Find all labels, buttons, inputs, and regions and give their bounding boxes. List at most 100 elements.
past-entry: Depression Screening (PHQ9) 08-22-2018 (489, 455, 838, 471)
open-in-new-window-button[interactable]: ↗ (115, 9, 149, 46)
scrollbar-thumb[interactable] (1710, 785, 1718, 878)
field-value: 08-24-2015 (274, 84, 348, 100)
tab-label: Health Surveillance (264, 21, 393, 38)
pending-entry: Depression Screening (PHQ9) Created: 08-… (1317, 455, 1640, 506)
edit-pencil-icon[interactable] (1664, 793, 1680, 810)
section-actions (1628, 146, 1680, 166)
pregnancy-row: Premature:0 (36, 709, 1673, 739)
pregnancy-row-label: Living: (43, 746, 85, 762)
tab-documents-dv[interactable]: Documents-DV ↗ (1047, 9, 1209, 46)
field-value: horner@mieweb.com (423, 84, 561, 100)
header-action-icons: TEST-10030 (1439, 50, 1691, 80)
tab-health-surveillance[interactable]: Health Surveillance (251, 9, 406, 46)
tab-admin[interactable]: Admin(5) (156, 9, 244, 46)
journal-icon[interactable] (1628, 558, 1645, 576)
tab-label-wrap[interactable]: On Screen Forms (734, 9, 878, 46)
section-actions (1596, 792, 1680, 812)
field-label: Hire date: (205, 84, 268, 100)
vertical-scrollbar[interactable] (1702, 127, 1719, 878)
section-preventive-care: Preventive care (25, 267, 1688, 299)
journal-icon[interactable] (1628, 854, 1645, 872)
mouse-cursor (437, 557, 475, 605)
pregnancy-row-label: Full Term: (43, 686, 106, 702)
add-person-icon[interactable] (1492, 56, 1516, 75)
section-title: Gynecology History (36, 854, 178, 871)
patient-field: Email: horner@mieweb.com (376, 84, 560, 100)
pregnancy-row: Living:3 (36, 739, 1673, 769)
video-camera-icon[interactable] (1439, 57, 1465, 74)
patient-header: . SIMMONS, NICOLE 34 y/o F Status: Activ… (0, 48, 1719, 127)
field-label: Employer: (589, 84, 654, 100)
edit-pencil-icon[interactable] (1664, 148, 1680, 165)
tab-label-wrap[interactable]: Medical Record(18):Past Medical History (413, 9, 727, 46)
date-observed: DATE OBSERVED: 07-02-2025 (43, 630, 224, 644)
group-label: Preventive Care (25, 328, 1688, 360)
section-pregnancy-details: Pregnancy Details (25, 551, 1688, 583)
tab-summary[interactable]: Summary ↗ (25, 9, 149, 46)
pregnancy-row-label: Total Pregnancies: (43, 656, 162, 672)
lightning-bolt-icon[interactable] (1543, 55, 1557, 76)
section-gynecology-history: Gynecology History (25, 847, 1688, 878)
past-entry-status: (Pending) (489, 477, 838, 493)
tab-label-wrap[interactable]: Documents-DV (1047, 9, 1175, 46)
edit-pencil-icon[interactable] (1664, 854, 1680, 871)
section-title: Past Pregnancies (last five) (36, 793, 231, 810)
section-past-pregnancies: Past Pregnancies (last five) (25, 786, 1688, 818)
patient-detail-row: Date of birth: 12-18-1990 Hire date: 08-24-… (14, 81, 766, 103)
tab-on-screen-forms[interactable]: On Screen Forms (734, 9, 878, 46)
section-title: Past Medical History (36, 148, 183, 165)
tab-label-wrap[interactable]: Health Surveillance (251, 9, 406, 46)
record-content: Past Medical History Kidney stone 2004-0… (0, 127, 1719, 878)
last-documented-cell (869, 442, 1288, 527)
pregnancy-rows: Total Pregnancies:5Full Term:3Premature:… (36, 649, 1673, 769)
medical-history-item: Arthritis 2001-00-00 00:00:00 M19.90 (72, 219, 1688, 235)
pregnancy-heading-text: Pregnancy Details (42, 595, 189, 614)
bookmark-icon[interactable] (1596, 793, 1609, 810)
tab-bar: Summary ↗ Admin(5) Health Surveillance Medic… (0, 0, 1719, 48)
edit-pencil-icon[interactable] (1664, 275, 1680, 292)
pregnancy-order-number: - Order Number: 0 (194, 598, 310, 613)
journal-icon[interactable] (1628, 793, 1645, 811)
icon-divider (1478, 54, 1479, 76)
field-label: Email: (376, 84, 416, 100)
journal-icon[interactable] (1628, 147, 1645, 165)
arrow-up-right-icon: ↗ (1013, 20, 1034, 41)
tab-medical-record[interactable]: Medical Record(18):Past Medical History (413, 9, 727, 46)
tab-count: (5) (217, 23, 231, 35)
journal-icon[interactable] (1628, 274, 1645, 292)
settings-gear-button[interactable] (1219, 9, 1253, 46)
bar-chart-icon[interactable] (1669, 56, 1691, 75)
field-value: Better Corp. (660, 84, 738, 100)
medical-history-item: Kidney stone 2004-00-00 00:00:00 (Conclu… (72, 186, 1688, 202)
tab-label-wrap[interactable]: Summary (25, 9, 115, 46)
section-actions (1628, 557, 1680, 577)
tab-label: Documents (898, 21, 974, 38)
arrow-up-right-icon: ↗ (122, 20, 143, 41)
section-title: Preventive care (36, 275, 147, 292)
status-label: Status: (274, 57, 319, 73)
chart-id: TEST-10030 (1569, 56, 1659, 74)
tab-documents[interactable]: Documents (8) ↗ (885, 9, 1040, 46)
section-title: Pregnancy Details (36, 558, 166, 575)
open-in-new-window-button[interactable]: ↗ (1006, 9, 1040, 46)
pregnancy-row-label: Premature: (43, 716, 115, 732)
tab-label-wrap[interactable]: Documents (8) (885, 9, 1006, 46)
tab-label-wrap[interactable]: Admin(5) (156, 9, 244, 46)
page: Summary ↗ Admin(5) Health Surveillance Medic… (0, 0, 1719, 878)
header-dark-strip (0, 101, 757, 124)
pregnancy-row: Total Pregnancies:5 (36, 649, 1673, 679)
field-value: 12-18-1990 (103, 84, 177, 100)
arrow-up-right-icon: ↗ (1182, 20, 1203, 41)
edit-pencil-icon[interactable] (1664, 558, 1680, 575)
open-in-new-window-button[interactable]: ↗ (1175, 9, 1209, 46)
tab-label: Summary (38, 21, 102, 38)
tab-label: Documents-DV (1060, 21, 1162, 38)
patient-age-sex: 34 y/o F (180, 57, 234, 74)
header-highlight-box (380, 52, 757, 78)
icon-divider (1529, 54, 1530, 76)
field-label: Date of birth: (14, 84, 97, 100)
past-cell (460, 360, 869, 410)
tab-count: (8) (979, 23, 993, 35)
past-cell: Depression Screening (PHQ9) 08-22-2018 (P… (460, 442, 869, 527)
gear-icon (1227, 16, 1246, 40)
◆ ◆ ◆ ◆ ◆ ◆ ◆
> **AIM OF THE TASK**: Replace "journal-icon" with "notes-icon" throughout the records above, and write all of them out again with everything else left unchanged.

> **SOLUTION TO THIS PROBLEM**:
Find all labels, buttons, inputs, and regions and give their bounding boxes. List at most 100 elements.
past-entry: Depression Screening (PHQ9) 08-22-2018 (489, 455, 838, 471)
open-in-new-window-button[interactable]: ↗ (115, 9, 149, 46)
scrollbar-thumb[interactable] (1710, 785, 1718, 878)
field-value: 08-24-2015 (274, 84, 348, 100)
tab-label: Health Surveillance (264, 21, 393, 38)
pending-entry: Depression Screening (PHQ9) Created: 08-… (1317, 455, 1640, 506)
edit-pencil-icon[interactable] (1664, 793, 1680, 810)
section-actions (1628, 146, 1680, 166)
pregnancy-row: Premature:0 (36, 709, 1673, 739)
pregnancy-row-label: Living: (43, 746, 85, 762)
tab-documents-dv[interactable]: Documents-DV ↗ (1047, 9, 1209, 46)
field-value: horner@mieweb.com (423, 84, 561, 100)
header-action-icons: TEST-10030 (1439, 50, 1691, 80)
tab-health-surveillance[interactable]: Health Surveillance (251, 9, 406, 46)
tab-admin[interactable]: Admin(5) (156, 9, 244, 46)
notes-icon[interactable] (1628, 558, 1645, 576)
tab-label-wrap[interactable]: On Screen Forms (734, 9, 878, 46)
section-actions (1596, 792, 1680, 812)
field-label: Hire date: (205, 84, 268, 100)
vertical-scrollbar[interactable] (1702, 127, 1719, 878)
section-preventive-care: Preventive care (25, 267, 1688, 299)
notes-icon[interactable] (1628, 854, 1645, 872)
mouse-cursor (437, 557, 475, 605)
pregnancy-row-label: Full Term: (43, 686, 106, 702)
add-person-icon[interactable] (1492, 56, 1516, 75)
section-title: Gynecology History (36, 854, 178, 871)
patient-field: Email: horner@mieweb.com (376, 84, 560, 100)
pregnancy-row: Living:3 (36, 739, 1673, 769)
video-camera-icon[interactable] (1439, 57, 1465, 74)
patient-header: . SIMMONS, NICOLE 34 y/o F Status: Activ… (0, 48, 1719, 127)
field-label: Employer: (589, 84, 654, 100)
edit-pencil-icon[interactable] (1664, 148, 1680, 165)
tab-label-wrap[interactable]: Medical Record(18):Past Medical History (413, 9, 727, 46)
date-observed: DATE OBSERVED: 07-02-2025 (43, 630, 224, 644)
group-label: Preventive Care (25, 328, 1688, 360)
section-pregnancy-details: Pregnancy Details (25, 551, 1688, 583)
tab-summary[interactable]: Summary ↗ (25, 9, 149, 46)
pregnancy-row-label: Total Pregnancies: (43, 656, 162, 672)
lightning-bolt-icon[interactable] (1543, 55, 1557, 76)
section-gynecology-history: Gynecology History (25, 847, 1688, 878)
past-entry-status: (Pending) (489, 477, 838, 493)
tab-label-wrap[interactable]: Documents-DV (1047, 9, 1175, 46)
edit-pencil-icon[interactable] (1664, 854, 1680, 871)
section-title: Past Pregnancies (last five) (36, 793, 231, 810)
section-past-pregnancies: Past Pregnancies (last five) (25, 786, 1688, 818)
patient-detail-row: Date of birth: 12-18-1990 Hire date: 08-24-… (14, 81, 766, 103)
tab-on-screen-forms[interactable]: On Screen Forms (734, 9, 878, 46)
section-title: Past Medical History (36, 148, 183, 165)
tab-label-wrap[interactable]: Health Surveillance (251, 9, 406, 46)
record-content: Past Medical History Kidney stone 2004-0… (0, 127, 1719, 878)
last-documented-cell (869, 442, 1288, 527)
pregnancy-rows: Total Pregnancies:5Full Term:3Premature:… (36, 649, 1673, 769)
medical-history-item: Arthritis 2001-00-00 00:00:00 M19.90 (72, 219, 1688, 235)
pregnancy-heading-text: Pregnancy Details (42, 595, 189, 614)
bookmark-icon[interactable] (1596, 793, 1609, 810)
tab-bar: Summary ↗ Admin(5) Health Surveillance Medic… (0, 0, 1719, 48)
edit-pencil-icon[interactable] (1664, 275, 1680, 292)
pregnancy-order-number: - Order Number: 0 (194, 598, 310, 613)
notes-icon[interactable] (1628, 793, 1645, 811)
icon-divider (1478, 54, 1479, 76)
field-label: Email: (376, 84, 416, 100)
notes-icon[interactable] (1628, 147, 1645, 165)
arrow-up-right-icon: ↗ (1013, 20, 1034, 41)
tab-medical-record[interactable]: Medical Record(18):Past Medical History (413, 9, 727, 46)
tab-count: (5) (217, 23, 231, 35)
notes-icon[interactable] (1628, 274, 1645, 292)
settings-gear-button[interactable] (1219, 9, 1253, 46)
bar-chart-icon[interactable] (1669, 56, 1691, 75)
field-value: Better Corp. (660, 84, 738, 100)
medical-history-item: Kidney stone 2004-00-00 00:00:00 (Conclu… (72, 186, 1688, 202)
tab-label-wrap[interactable]: Summary (25, 9, 115, 46)
section-actions (1628, 557, 1680, 577)
tab-label: Documents (898, 21, 974, 38)
arrow-up-right-icon: ↗ (122, 20, 143, 41)
section-title: Preventive care (36, 275, 147, 292)
status-label: Status: (274, 57, 319, 73)
chart-id: TEST-10030 (1569, 56, 1659, 74)
tab-documents[interactable]: Documents (8) ↗ (885, 9, 1040, 46)
section-title: Pregnancy Details (36, 558, 166, 575)
open-in-new-window-button[interactable]: ↗ (1006, 9, 1040, 46)
pregnancy-row-label: Premature: (43, 716, 115, 732)
tab-label-wrap[interactable]: Documents (8) (885, 9, 1006, 46)
tab-label-wrap[interactable]: Admin(5) (156, 9, 244, 46)
page: Summary ↗ Admin(5) Health Surveillance Medic… (0, 0, 1719, 878)
header-dark-strip (0, 101, 757, 124)
pregnancy-row: Total Pregnancies:5 (36, 649, 1673, 679)
field-value: 12-18-1990 (103, 84, 177, 100)
arrow-up-right-icon: ↗ (1182, 20, 1203, 41)
edit-pencil-icon[interactable] (1664, 558, 1680, 575)
open-in-new-window-button[interactable]: ↗ (1175, 9, 1209, 46)
tab-label: Summary (38, 21, 102, 38)
tab-label: Documents-DV (1060, 21, 1162, 38)
patient-age-sex: 34 y/o F (180, 57, 234, 74)
header-highlight-box (380, 52, 757, 78)
icon-divider (1529, 54, 1530, 76)
field-label: Date of birth: (14, 84, 97, 100)
past-cell (460, 360, 869, 410)
tab-count: (8) (979, 23, 993, 35)
past-cell: Depression Screening (PHQ9) 08-22-2018 (P… (460, 442, 869, 527)
gear-icon (1227, 16, 1246, 40)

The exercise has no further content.